Write out the data below in full, unchanged, minus the images.

* begin Supplied material *

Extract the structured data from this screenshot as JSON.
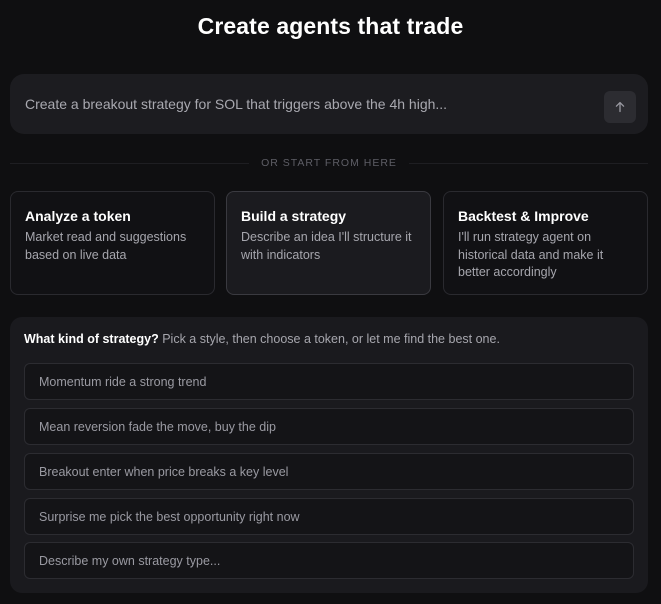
{
  "header": {
    "title": "Create agents that trade"
  },
  "prompt": {
    "placeholder": "Create a breakout strategy for SOL that triggers above the 4h high..."
  },
  "divider": {
    "label": "OR START FROM HERE"
  },
  "cards": [
    {
      "title": "Analyze a token",
      "description": "Market read and suggestions based on live data"
    },
    {
      "title": "Build a strategy",
      "description": "Describe an idea I'll structure it with indicators"
    },
    {
      "title": "Backtest & Improve",
      "description": "I'll run strategy agent on historical data and make it better accordingly"
    }
  ],
  "strategy": {
    "heading_bold": "What kind of strategy?",
    "heading_rest": "Pick a style, then choose a token, or let me find the best one.",
    "options": [
      "Momentum ride a strong trend",
      "Mean reversion fade the move, buy the dip",
      "Breakout enter when price breaks a key level",
      "Surprise me pick the best opportunity right now"
    ],
    "custom_placeholder": "Describe my own strategy type..."
  },
  "icons": {
    "send": "arrow-up-icon"
  },
  "colors": {
    "background": "#0f0f11",
    "panel": "#1a1a1e",
    "text_primary": "#ffffff",
    "text_secondary": "#a6a6ad"
  }
}
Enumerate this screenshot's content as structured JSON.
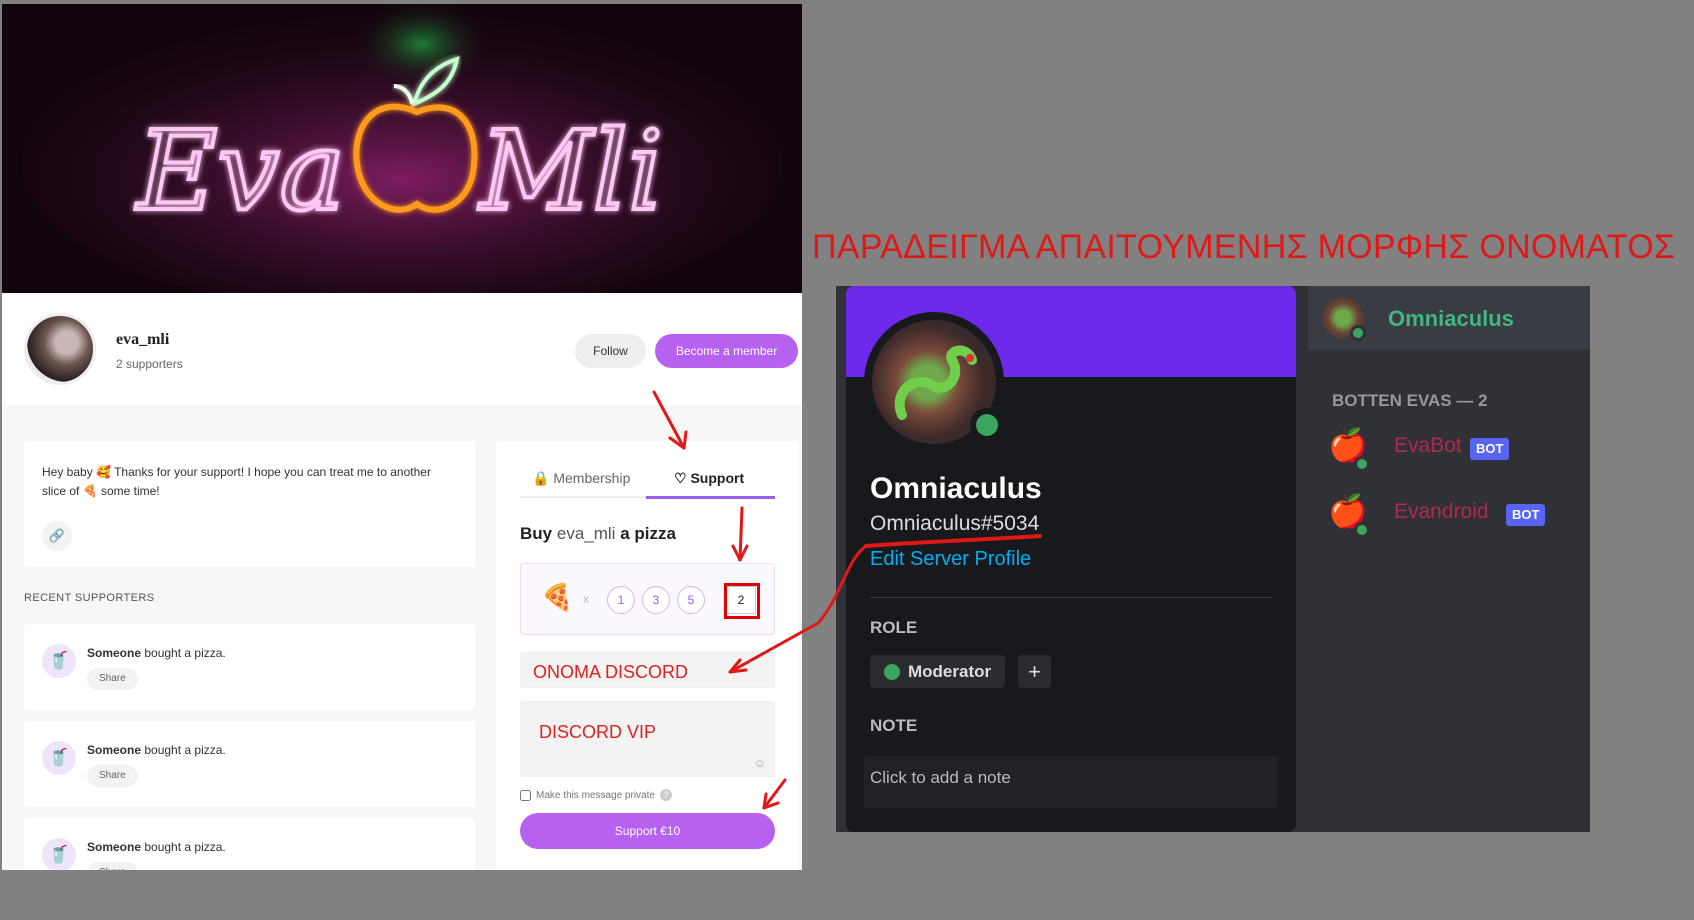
{
  "heading": "ΠΑΡΑΔΕΙΓΜΑ ΑΠΑΙΤΟΥΜΕΝΗΣ ΜΟΡΦΗΣ ΟΝΟΜΑΤΟΣ",
  "bmc": {
    "banner_text": "Eva Mli",
    "creator_name": "eva_mli",
    "supporters": "2 supporters",
    "follow_label": "Follow",
    "member_label": "Become a member",
    "thanks_message": "Hey baby 🥰 Thanks for your support! I hope you can treat me to another slice of 🍕 some time!",
    "recent_title": "RECENT SUPPORTERS",
    "supporters_list": [
      {
        "name": "Someone",
        "action": "bought a pizza.",
        "share": "Share"
      },
      {
        "name": "Someone",
        "action": "bought a pizza.",
        "share": "Share"
      },
      {
        "name": "Someone",
        "action": "bought a pizza.",
        "share": "Share"
      }
    ],
    "tabs": {
      "membership": "Membership",
      "support": "Support"
    },
    "buy_prefix": "Buy",
    "buy_name": "eva_mli",
    "buy_suffix": "a pizza",
    "times": "x",
    "quantities": [
      "1",
      "3",
      "5"
    ],
    "custom_qty": "2",
    "name_field": "ONOMA DISCORD",
    "message_field": "DISCORD VIP",
    "private_label": "Make this message private",
    "support_button": "Support €10"
  },
  "discord": {
    "display_name": "Omniaculus",
    "tag": "Omniaculus#5034",
    "edit_profile": "Edit Server Profile",
    "role_title": "ROLE",
    "role": "Moderator",
    "role_add": "+",
    "note_title": "NOTE",
    "note_placeholder": "Click to add a note",
    "member_top": "Omniaculus",
    "group_title": "BOTTEN EVAS — 2",
    "bots": [
      {
        "name": "EvaBot",
        "tag": "BOT"
      },
      {
        "name": "Evandroid",
        "tag": "BOT"
      }
    ]
  },
  "colors": {
    "accent_purple": "#b761f1",
    "discord_banner": "#6e2aeb",
    "annotation_red": "#e01818",
    "online_green": "#3ba55d"
  }
}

* end Supplied material *

## [The result]
Extract the structured data from this screenshot as JSON.
{
  "header": {
    "title": "Create agents that trade"
  },
  "prompt": {
    "placeholder": "Create a breakout strategy for SOL that triggers above the 4h high..."
  },
  "divider": {
    "label": "OR START FROM HERE"
  },
  "cards": [
    {
      "title": "Analyze a token",
      "description": "Market read and suggestions based on live data"
    },
    {
      "title": "Build a strategy",
      "description": "Describe an idea I'll structure it with indicators"
    },
    {
      "title": "Backtest & Improve",
      "description": "I'll run strategy agent on historical data and make it better accordingly"
    }
  ],
  "strategy": {
    "heading_bold": "What kind of strategy?",
    "heading_rest": "Pick a style, then choose a token, or let me find the best one.",
    "options": [
      "Momentum ride a strong trend",
      "Mean reversion fade the move, buy the dip",
      "Breakout enter when price breaks a key level",
      "Surprise me pick the best opportunity right now"
    ],
    "custom_placeholder": "Describe my own strategy type..."
  },
  "icons": {
    "send": "arrow-up-icon"
  },
  "colors": {
    "background": "#0f0f11",
    "panel": "#1a1a1e",
    "text_primary": "#ffffff",
    "text_secondary": "#a6a6ad"
  }
}
Enumerate this screenshot's content as structured JSON.
{
  "heading": "ΠΑΡΑΔΕΙΓΜΑ ΑΠΑΙΤΟΥΜΕΝΗΣ ΜΟΡΦΗΣ ΟΝΟΜΑΤΟΣ",
  "bmc": {
    "banner_text": "Eva Mli",
    "creator_name": "eva_mli",
    "supporters": "2 supporters",
    "follow_label": "Follow",
    "member_label": "Become a member",
    "thanks_message": "Hey baby 🥰 Thanks for your support! I hope you can treat me to another slice of 🍕 some time!",
    "recent_title": "RECENT SUPPORTERS",
    "supporters_list": [
      {
        "name": "Someone",
        "action": "bought a pizza.",
        "share": "Share"
      },
      {
        "name": "Someone",
        "action": "bought a pizza.",
        "share": "Share"
      },
      {
        "name": "Someone",
        "action": "bought a pizza.",
        "share": "Share"
      }
    ],
    "tabs": {
      "membership": "Membership",
      "support": "Support"
    },
    "buy_prefix": "Buy",
    "buy_name": "eva_mli",
    "buy_suffix": "a pizza",
    "times": "x",
    "quantities": [
      "1",
      "3",
      "5"
    ],
    "custom_qty": "2",
    "name_field": "ONOMA DISCORD",
    "message_field": "DISCORD VIP",
    "private_label": "Make this message private",
    "support_button": "Support €10"
  },
  "discord": {
    "display_name": "Omniaculus",
    "tag": "Omniaculus#5034",
    "edit_profile": "Edit Server Profile",
    "role_title": "ROLE",
    "role": "Moderator",
    "role_add": "+",
    "note_title": "NOTE",
    "note_placeholder": "Click to add a note",
    "member_top": "Omniaculus",
    "group_title": "BOTTEN EVAS — 2",
    "bots": [
      {
        "name": "EvaBot",
        "tag": "BOT"
      },
      {
        "name": "Evandroid",
        "tag": "BOT"
      }
    ]
  },
  "colors": {
    "accent_purple": "#b761f1",
    "discord_banner": "#6e2aeb",
    "annotation_red": "#e01818",
    "online_green": "#3ba55d"
  }
}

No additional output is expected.